— INSTRUCTIONS FOR THE TASK —
Give the number of lines that hold the string "alkenyl". Nothing else is needed.

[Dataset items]

begin

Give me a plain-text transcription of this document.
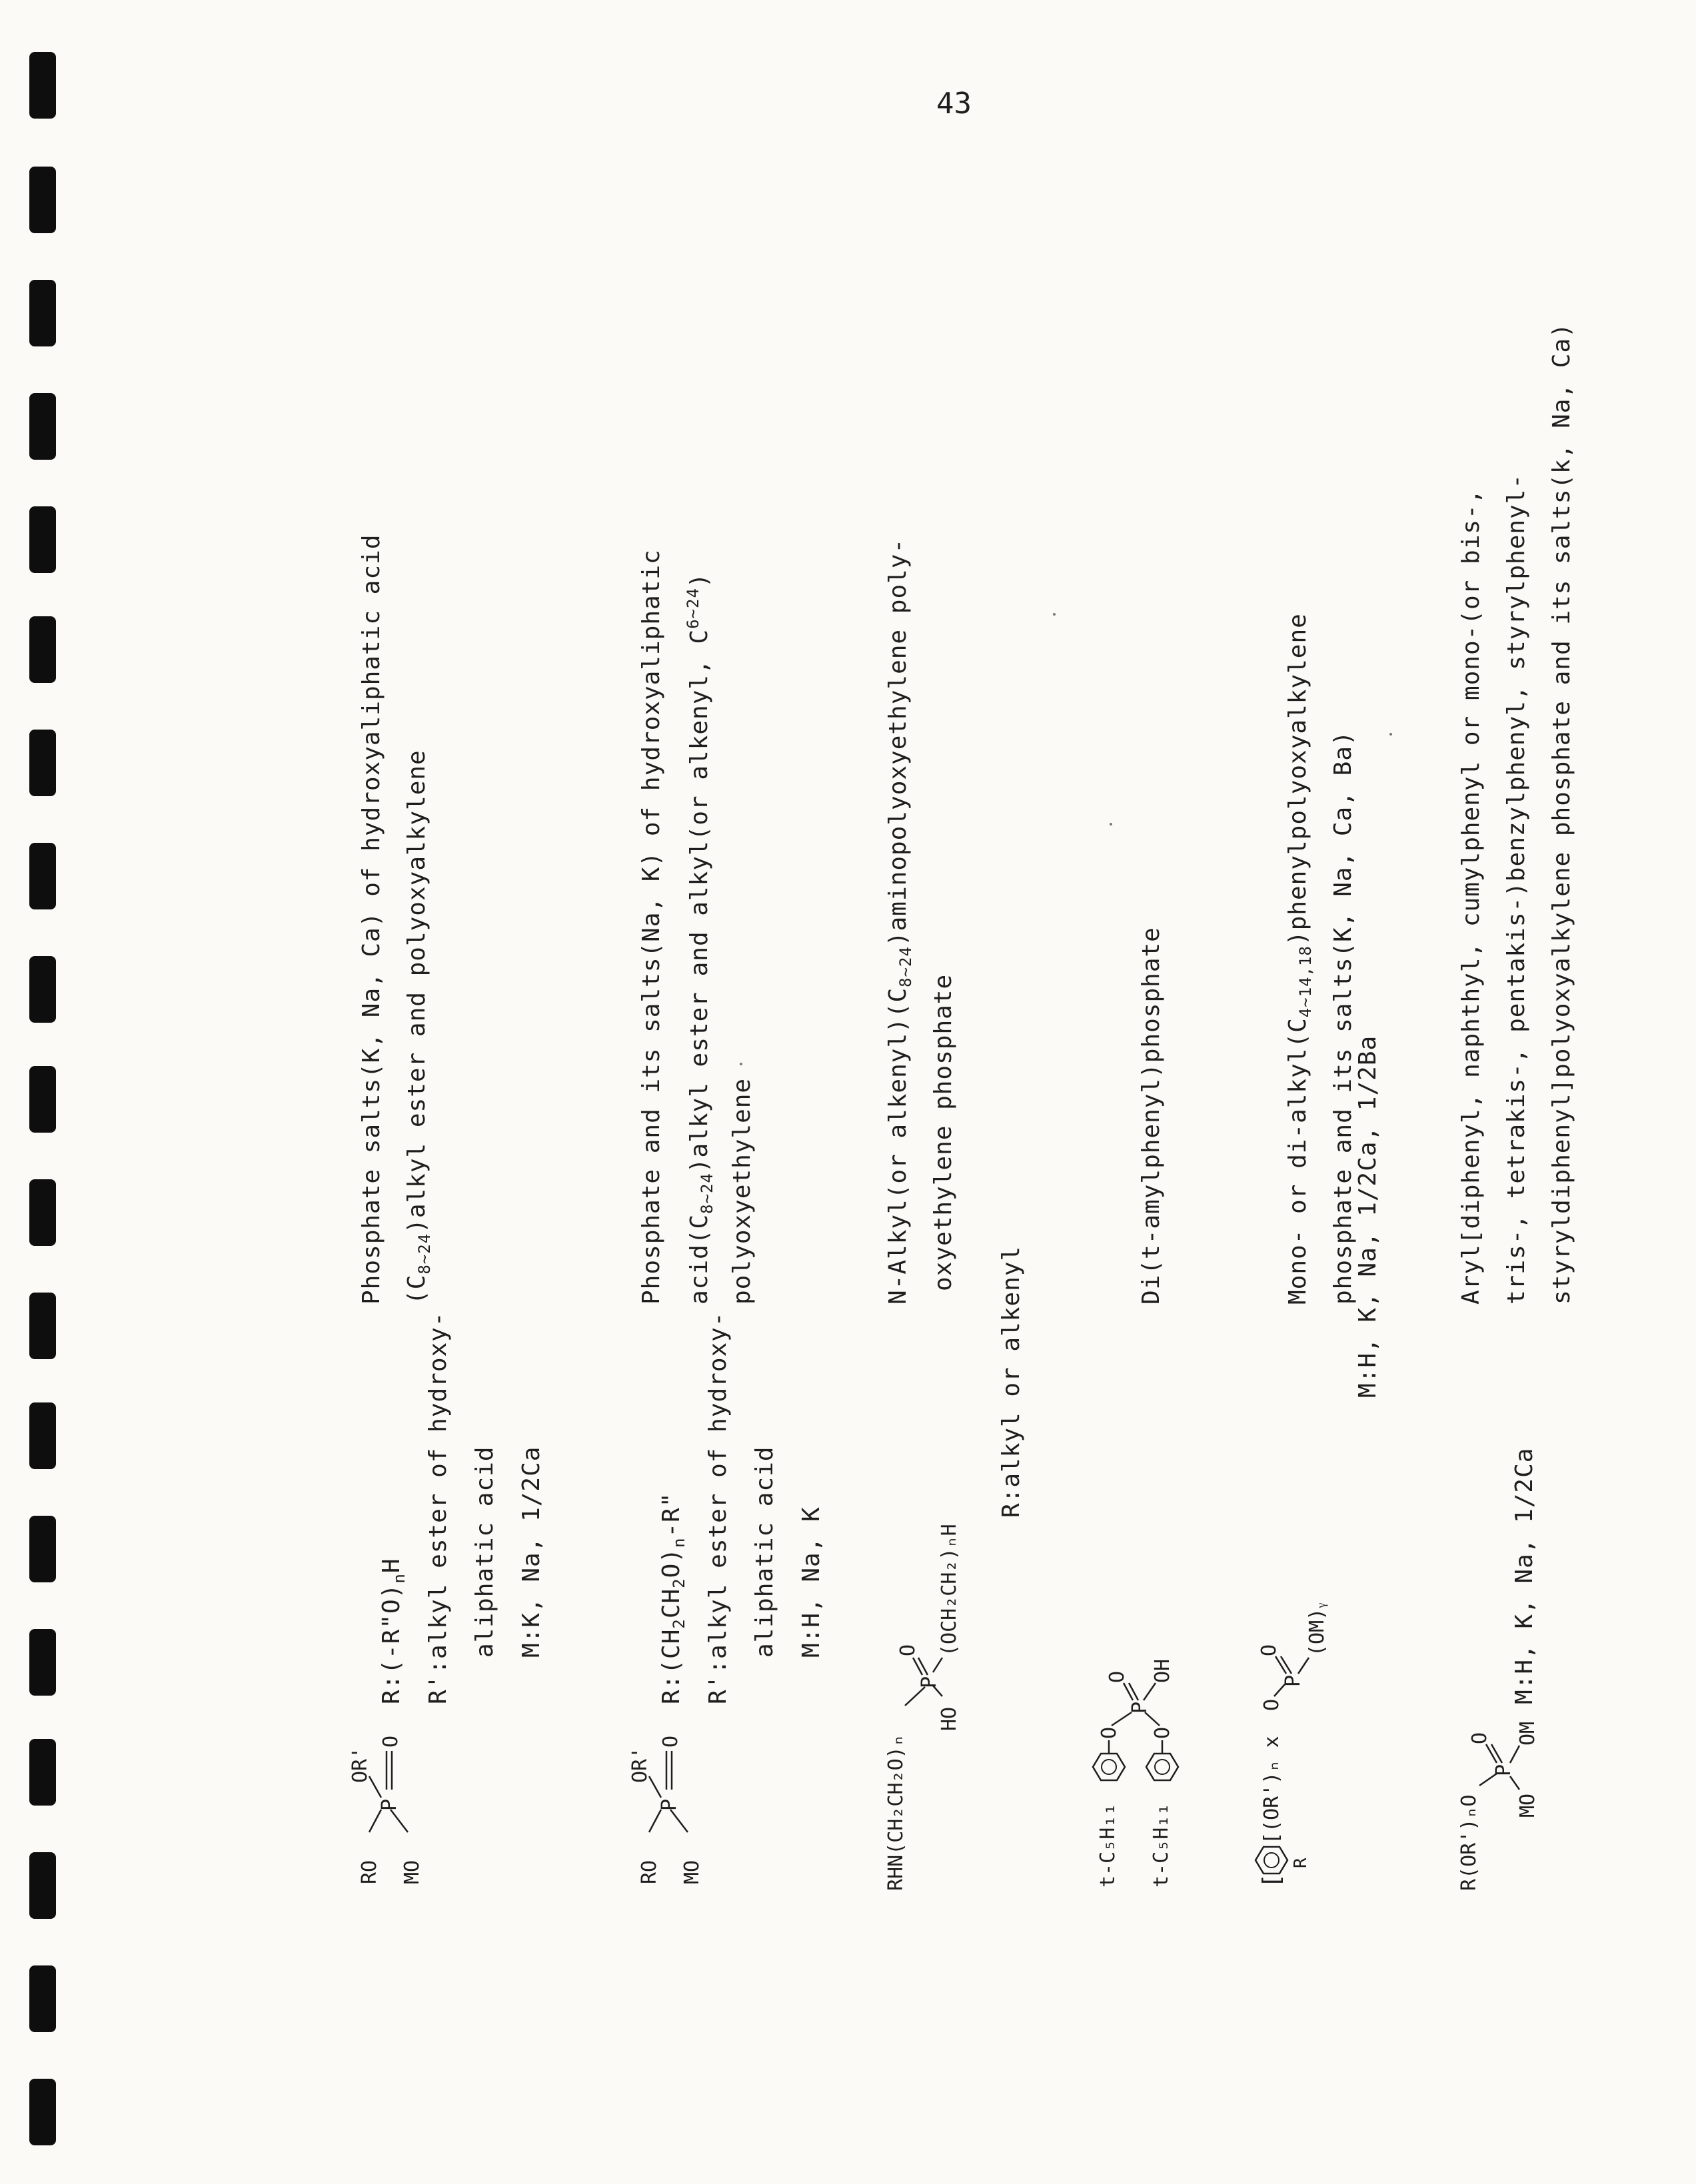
43
RO MO
P
OR'
O
$R:(-R"O)_nH$ R':alkyl ester of hydroxy- aliphatic acid M:K, Na, 1/2Ca
Phosphate salts(K, Na, Ca) of hydroxyaliphatic acid $(C_{8\sim 24})alkyl$ ester and polyoxyalkylene
RO MO
P
OR'
O
$R:(CH_2CH_2O)_n-R$" R':alkyl ester of hydroxy- aliphatic acid M:H, Na, K
Phosphate and its salts(Na, K) of hydroxyaliphatic $acid(C_{8\sim 24})alkyl$ ester and alkyl(or alkenyl, $C^{6\sim 24}$)
polyoxyethylene
RHN(CH₂CH₂O)ₙ
HO
P
O (OCH₂CH₂)ₙH
R:alkyl or alkenyl
N-Alkyl(or $alkenyl)(C_{8\sim 24})aminopolyoxyethylene$ poly-
oxyethylene phosphate
t-C₅H₁₁ t-C₅H₁₁
O O
P
O OH
Di(t-amylphenyl)phosphate
[
R
[(OR')ₙ x
O
P
O (OM)ᵧ
M:H, K, Na, 1/2Ca, 1/2Ba
Mono- or $di-alkyl(C_{4\sim 14,18})phenylpolyoxyalkylene$ phosphate and its salts(K, Na, Ca, Ba)
R(OR')ₙO
P
O
MO
OM
M:H, K, Na, 1/2Ca
Aryl[diphenyl, naphthyl, cumylphenyl or mono-(or bis-, tris-, tetrakis-, pentakis-)benzylphenyl, styrylphenyl- styryldiphenyl]polyoxyalkylene phosphate and its salts(k, Na, Ca)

end

— TASK RESPONSE —
3